> **Short exercise**
Exactly reproduce each line of the listing that follows.

+---+

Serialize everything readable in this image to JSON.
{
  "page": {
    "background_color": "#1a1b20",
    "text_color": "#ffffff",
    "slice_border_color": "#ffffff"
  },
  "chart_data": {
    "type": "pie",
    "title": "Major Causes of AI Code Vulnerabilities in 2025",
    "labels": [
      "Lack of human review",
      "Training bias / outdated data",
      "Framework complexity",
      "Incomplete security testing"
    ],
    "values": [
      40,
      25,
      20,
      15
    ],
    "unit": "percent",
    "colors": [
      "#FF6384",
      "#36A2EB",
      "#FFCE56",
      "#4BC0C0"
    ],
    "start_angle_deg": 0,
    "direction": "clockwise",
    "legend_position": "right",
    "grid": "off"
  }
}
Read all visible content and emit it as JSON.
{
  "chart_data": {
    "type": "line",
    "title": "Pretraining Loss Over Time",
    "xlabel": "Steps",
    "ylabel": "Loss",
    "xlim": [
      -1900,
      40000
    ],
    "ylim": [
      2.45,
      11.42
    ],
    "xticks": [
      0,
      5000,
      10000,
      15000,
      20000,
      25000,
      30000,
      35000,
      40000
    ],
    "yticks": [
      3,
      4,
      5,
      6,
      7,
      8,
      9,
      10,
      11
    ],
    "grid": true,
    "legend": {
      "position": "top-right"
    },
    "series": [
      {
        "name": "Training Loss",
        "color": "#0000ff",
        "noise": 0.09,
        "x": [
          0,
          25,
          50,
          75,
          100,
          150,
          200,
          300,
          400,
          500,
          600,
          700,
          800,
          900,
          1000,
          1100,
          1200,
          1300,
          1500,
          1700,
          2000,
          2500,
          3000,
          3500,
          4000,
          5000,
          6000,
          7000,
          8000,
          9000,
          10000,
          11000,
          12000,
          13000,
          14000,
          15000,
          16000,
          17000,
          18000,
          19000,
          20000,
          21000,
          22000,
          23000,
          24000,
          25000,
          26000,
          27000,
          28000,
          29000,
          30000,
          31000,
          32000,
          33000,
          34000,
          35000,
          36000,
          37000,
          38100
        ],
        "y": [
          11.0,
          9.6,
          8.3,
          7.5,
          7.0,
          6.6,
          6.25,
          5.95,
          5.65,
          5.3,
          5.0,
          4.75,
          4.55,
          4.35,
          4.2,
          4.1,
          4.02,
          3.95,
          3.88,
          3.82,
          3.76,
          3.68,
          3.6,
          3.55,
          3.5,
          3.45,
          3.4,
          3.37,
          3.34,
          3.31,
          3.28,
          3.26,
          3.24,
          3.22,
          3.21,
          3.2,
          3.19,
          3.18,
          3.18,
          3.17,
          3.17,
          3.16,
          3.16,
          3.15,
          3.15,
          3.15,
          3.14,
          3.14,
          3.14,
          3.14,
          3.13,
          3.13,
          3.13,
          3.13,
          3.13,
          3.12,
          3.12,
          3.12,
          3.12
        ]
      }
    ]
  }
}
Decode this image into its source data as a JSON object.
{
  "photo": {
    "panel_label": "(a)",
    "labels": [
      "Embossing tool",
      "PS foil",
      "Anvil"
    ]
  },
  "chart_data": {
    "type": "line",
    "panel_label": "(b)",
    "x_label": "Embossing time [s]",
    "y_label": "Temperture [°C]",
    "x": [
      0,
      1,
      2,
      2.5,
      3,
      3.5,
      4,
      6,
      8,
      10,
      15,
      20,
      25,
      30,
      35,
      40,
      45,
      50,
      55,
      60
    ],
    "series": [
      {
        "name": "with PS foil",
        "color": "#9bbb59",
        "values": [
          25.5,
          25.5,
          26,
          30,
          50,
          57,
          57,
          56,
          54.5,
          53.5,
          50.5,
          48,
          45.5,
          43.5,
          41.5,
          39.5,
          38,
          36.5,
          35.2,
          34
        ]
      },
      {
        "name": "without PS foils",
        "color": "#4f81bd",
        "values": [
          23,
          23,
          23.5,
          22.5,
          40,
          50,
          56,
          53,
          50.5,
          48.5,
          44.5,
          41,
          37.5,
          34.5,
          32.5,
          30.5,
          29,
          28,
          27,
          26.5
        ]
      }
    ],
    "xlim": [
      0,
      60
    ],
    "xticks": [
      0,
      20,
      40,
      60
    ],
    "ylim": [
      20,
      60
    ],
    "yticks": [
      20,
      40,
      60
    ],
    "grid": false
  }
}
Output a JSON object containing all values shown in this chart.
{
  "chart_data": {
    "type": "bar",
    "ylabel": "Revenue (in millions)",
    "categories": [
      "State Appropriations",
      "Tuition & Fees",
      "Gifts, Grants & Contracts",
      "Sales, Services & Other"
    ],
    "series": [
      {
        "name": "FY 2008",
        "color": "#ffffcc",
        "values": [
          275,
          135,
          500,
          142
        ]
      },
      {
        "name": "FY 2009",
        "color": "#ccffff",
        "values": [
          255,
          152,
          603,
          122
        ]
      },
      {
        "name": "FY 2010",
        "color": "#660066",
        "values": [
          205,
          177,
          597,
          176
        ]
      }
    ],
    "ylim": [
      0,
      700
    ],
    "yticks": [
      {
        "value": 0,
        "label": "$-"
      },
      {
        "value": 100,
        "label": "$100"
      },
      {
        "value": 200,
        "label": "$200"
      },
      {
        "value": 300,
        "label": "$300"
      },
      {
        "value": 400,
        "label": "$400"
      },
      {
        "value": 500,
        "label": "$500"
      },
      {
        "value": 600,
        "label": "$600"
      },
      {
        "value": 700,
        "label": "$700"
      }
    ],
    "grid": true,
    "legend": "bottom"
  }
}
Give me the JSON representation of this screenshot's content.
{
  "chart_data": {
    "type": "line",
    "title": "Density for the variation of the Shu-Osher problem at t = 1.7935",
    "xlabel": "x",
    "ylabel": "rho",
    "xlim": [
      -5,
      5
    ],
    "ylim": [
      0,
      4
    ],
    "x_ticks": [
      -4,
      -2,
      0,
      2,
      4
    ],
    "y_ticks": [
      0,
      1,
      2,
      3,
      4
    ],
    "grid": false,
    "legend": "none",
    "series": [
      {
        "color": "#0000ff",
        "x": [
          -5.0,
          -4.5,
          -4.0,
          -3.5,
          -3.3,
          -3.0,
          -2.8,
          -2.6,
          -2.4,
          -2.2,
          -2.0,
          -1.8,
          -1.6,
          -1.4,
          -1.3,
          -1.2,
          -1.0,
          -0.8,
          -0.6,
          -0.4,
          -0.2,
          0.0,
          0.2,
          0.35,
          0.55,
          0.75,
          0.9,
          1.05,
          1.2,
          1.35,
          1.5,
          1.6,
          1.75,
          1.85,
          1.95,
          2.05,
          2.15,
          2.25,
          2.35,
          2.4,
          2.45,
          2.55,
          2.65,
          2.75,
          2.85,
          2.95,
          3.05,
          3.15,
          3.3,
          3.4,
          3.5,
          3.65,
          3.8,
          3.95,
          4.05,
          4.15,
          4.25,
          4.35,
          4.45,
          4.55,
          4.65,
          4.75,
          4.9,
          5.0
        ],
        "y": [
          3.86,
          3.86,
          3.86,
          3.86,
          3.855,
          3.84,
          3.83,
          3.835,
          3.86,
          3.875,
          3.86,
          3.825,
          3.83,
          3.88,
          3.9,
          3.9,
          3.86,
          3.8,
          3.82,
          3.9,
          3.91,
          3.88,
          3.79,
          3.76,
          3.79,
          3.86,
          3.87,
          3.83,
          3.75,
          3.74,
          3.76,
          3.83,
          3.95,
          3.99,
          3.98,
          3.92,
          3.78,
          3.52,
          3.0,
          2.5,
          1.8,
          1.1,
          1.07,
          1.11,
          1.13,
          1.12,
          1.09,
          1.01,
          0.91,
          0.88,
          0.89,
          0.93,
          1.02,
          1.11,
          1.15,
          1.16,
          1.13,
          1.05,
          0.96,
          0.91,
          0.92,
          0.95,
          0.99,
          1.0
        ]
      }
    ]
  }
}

+---+

> **Reply to the task**
Serialize everything readable in this image to JSON.
{
  "page": {
    "background_color": "#1a1b20",
    "text_color": "#ffffff",
    "slice_border_color": "#ffffff"
  },
  "chart_data": {
    "type": "pie",
    "title": "Major Causes of AI Code Vulnerabilities in 2025",
    "labels": [
      "Lack of human review",
      "Training bias / outdated data",
      "Framework complexity",
      "Incomplete security testing"
    ],
    "values": [
      40,
      25,
      20,
      15
    ],
    "unit": "percent",
    "colors": [
      "#FF6384",
      "#36A2EB",
      "#FFCE56",
      "#4BC0C0"
    ],
    "start_angle_deg": 0,
    "direction": "clockwise",
    "legend_position": "right",
    "grid": "off"
  }
}
Read all visible content and emit it as JSON.
{
  "chart_data": {
    "type": "line",
    "title": "Pretraining Loss Over Time",
    "xlabel": "Steps",
    "ylabel": "Loss",
    "xlim": [
      -1900,
      40000
    ],
    "ylim": [
      2.45,
      11.42
    ],
    "xticks": [
      0,
      5000,
      10000,
      15000,
      20000,
      25000,
      30000,
      35000,
      40000
    ],
    "yticks": [
      3,
      4,
      5,
      6,
      7,
      8,
      9,
      10,
      11
    ],
    "grid": true,
    "legend": {
      "position": "top-right"
    },
    "series": [
      {
        "name": "Training Loss",
        "color": "#0000ff",
        "noise": 0.09,
        "x": [
          0,
          25,
          50,
          75,
          100,
          150,
          200,
          300,
          400,
          500,
          600,
          700,
          800,
          900,
          1000,
          1100,
          1200,
          1300,
          1500,
          1700,
          2000,
          2500,
          3000,
          3500,
          4000,
          5000,
          6000,
          7000,
          8000,
          9000,
          10000,
          11000,
          12000,
          13000,
          14000,
          15000,
          16000,
          17000,
          18000,
          19000,
          20000,
          21000,
          22000,
          23000,
          24000,
          25000,
          26000,
          27000,
          28000,
          29000,
          30000,
          31000,
          32000,
          33000,
          34000,
          35000,
          36000,
          37000,
          38100
        ],
        "y": [
          11.0,
          9.6,
          8.3,
          7.5,
          7.0,
          6.6,
          6.25,
          5.95,
          5.65,
          5.3,
          5.0,
          4.75,
          4.55,
          4.35,
          4.2,
          4.1,
          4.02,
          3.95,
          3.88,
          3.82,
          3.76,
          3.68,
          3.6,
          3.55,
          3.5,
          3.45,
          3.4,
          3.37,
          3.34,
          3.31,
          3.28,
          3.26,
          3.24,
          3.22,
          3.21,
          3.2,
          3.19,
          3.18,
          3.18,
          3.17,
          3.17,
          3.16,
          3.16,
          3.15,
          3.15,
          3.15,
          3.14,
          3.14,
          3.14,
          3.14,
          3.13,
          3.13,
          3.13,
          3.13,
          3.13,
          3.12,
          3.12,
          3.12,
          3.12
        ]
      }
    ]
  }
}
Decode this image into its source data as a JSON object.
{
  "photo": {
    "panel_label": "(a)",
    "labels": [
      "Embossing tool",
      "PS foil",
      "Anvil"
    ]
  },
  "chart_data": {
    "type": "line",
    "panel_label": "(b)",
    "x_label": "Embossing time [s]",
    "y_label": "Temperture [°C]",
    "x": [
      0,
      1,
      2,
      2.5,
      3,
      3.5,
      4,
      6,
      8,
      10,
      15,
      20,
      25,
      30,
      35,
      40,
      45,
      50,
      55,
      60
    ],
    "series": [
      {
        "name": "with PS foil",
        "color": "#9bbb59",
        "values": [
          25.5,
          25.5,
          26,
          30,
          50,
          57,
          57,
          56,
          54.5,
          53.5,
          50.5,
          48,
          45.5,
          43.5,
          41.5,
          39.5,
          38,
          36.5,
          35.2,
          34
        ]
      },
      {
        "name": "without PS foils",
        "color": "#4f81bd",
        "values": [
          23,
          23,
          23.5,
          22.5,
          40,
          50,
          56,
          53,
          50.5,
          48.5,
          44.5,
          41,
          37.5,
          34.5,
          32.5,
          30.5,
          29,
          28,
          27,
          26.5
        ]
      }
    ],
    "xlim": [
      0,
      60
    ],
    "xticks": [
      0,
      20,
      40,
      60
    ],
    "ylim": [
      20,
      60
    ],
    "yticks": [
      20,
      40,
      60
    ],
    "grid": false
  }
}
Output a JSON object containing all values shown in this chart.
{
  "chart_data": {
    "type": "bar",
    "ylabel": "Revenue (in millions)",
    "categories": [
      "State Appropriations",
      "Tuition & Fees",
      "Gifts, Grants & Contracts",
      "Sales, Services & Other"
    ],
    "series": [
      {
        "name": "FY 2008",
        "color": "#ffffcc",
        "values": [
          275,
          135,
          500,
          142
        ]
      },
      {
        "name": "FY 2009",
        "color": "#ccffff",
        "values": [
          255,
          152,
          603,
          122
        ]
      },
      {
        "name": "FY 2010",
        "color": "#660066",
        "values": [
          205,
          177,
          597,
          176
        ]
      }
    ],
    "ylim": [
      0,
      700
    ],
    "yticks": [
      {
        "value": 0,
        "label": "$-"
      },
      {
        "value": 100,
        "label": "$100"
      },
      {
        "value": 200,
        "label": "$200"
      },
      {
        "value": 300,
        "label": "$300"
      },
      {
        "value": 400,
        "label": "$400"
      },
      {
        "value": 500,
        "label": "$500"
      },
      {
        "value": 600,
        "label": "$600"
      },
      {
        "value": 700,
        "label": "$700"
      }
    ],
    "grid": true,
    "legend": "bottom"
  }
}
Give me the JSON representation of this screenshot's content.
{
  "chart_data": {
    "type": "line",
    "title": "Density for the variation of the Shu-Osher problem at t = 1.7935",
    "xlabel": "x",
    "ylabel": "rho",
    "xlim": [
      -5,
      5
    ],
    "ylim": [
      0,
      4
    ],
    "x_ticks": [
      -4,
      -2,
      0,
      2,
      4
    ],
    "y_ticks": [
      0,
      1,
      2,
      3,
      4
    ],
    "grid": false,
    "legend": "none",
    "series": [
      {
        "color": "#0000ff",
        "x": [
          -5.0,
          -4.5,
          -4.0,
          -3.5,
          -3.3,
          -3.0,
          -2.8,
          -2.6,
          -2.4,
          -2.2,
          -2.0,
          -1.8,
          -1.6,
          -1.4,
          -1.3,
          -1.2,
          -1.0,
          -0.8,
          -0.6,
          -0.4,
          -0.2,
          0.0,
          0.2,
          0.35,
          0.55,
          0.75,
          0.9,
          1.05,
          1.2,
          1.35,
          1.5,
          1.6,
          1.75,
          1.85,
          1.95,
          2.05,
          2.15,
          2.25,
          2.35,
          2.4,
          2.45,
          2.55,
          2.65,
          2.75,
          2.85,
          2.95,
          3.05,
          3.15,
          3.3,
          3.4,
          3.5,
          3.65,
          3.8,
          3.95,
          4.05,
          4.15,
          4.25,
          4.35,
          4.45,
          4.55,
          4.65,
          4.75,
          4.9,
          5.0
        ],
        "y": [
          3.86,
          3.86,
          3.86,
          3.86,
          3.855,
          3.84,
          3.83,
          3.835,
          3.86,
          3.875,
          3.86,
          3.825,
          3.83,
          3.88,
          3.9,
          3.9,
          3.86,
          3.8,
          3.82,
          3.9,
          3.91,
          3.88,
          3.79,
          3.76,
          3.79,
          3.86,
          3.87,
          3.83,
          3.75,
          3.74,
          3.76,
          3.83,
          3.95,
          3.99,
          3.98,
          3.92,
          3.78,
          3.52,
          3.0,
          2.5,
          1.8,
          1.1,
          1.07,
          1.11,
          1.13,
          1.12,
          1.09,
          1.01,
          0.91,
          0.88,
          0.89,
          0.93,
          1.02,
          1.11,
          1.15,
          1.16,
          1.13,
          1.05,
          0.96,
          0.91,
          0.92,
          0.95,
          0.99,
          1.0
        ]
      }
    ]
  }
}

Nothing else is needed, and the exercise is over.